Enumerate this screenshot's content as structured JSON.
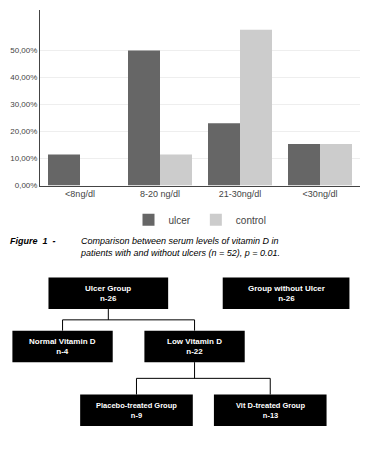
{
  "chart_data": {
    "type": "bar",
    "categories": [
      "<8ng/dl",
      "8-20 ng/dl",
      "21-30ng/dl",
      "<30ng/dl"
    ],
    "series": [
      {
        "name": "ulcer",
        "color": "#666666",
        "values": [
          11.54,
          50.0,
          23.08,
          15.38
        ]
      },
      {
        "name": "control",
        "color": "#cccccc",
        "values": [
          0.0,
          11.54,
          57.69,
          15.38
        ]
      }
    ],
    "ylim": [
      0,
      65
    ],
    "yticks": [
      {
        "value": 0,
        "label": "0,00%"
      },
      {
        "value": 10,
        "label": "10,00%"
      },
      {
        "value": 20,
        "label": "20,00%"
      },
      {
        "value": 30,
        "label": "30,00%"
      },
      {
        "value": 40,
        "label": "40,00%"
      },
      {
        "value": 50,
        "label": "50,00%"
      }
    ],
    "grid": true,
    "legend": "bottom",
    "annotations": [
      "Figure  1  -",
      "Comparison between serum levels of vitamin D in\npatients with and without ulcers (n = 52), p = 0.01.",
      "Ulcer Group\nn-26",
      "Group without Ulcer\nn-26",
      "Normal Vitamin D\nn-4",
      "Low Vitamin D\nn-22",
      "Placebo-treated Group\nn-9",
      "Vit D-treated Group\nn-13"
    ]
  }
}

Activity> Please give an exact printout of all the records, pictures aside.

Expected answer>
Enumerate this screenshot's content as structured JSON.
{
  "chart_data": {
    "type": "bar",
    "categories": [
      "<8ng/dl",
      "8-20 ng/dl",
      "21-30ng/dl",
      "<30ng/dl"
    ],
    "series": [
      {
        "name": "ulcer",
        "color": "#666666",
        "values": [
          11.54,
          50.0,
          23.08,
          15.38
        ]
      },
      {
        "name": "control",
        "color": "#cccccc",
        "values": [
          0.0,
          11.54,
          57.69,
          15.38
        ]
      }
    ],
    "ylim": [
      0,
      65
    ],
    "yticks": [
      {
        "value": 0,
        "label": "0,00%"
      },
      {
        "value": 10,
        "label": "10,00%"
      },
      {
        "value": 20,
        "label": "20,00%"
      },
      {
        "value": 30,
        "label": "30,00%"
      },
      {
        "value": 40,
        "label": "40,00%"
      },
      {
        "value": 50,
        "label": "50,00%"
      }
    ],
    "grid": true,
    "legend": "bottom",
    "annotations": [
      "Figure  1  -",
      "Comparison between serum levels of vitamin D in\npatients with and without ulcers (n = 52), p = 0.01.",
      "Ulcer Group\nn-26",
      "Group without Ulcer\nn-26",
      "Normal Vitamin D\nn-4",
      "Low Vitamin D\nn-22",
      "Placebo-treated Group\nn-9",
      "Vit D-treated Group\nn-13"
    ]
  }
}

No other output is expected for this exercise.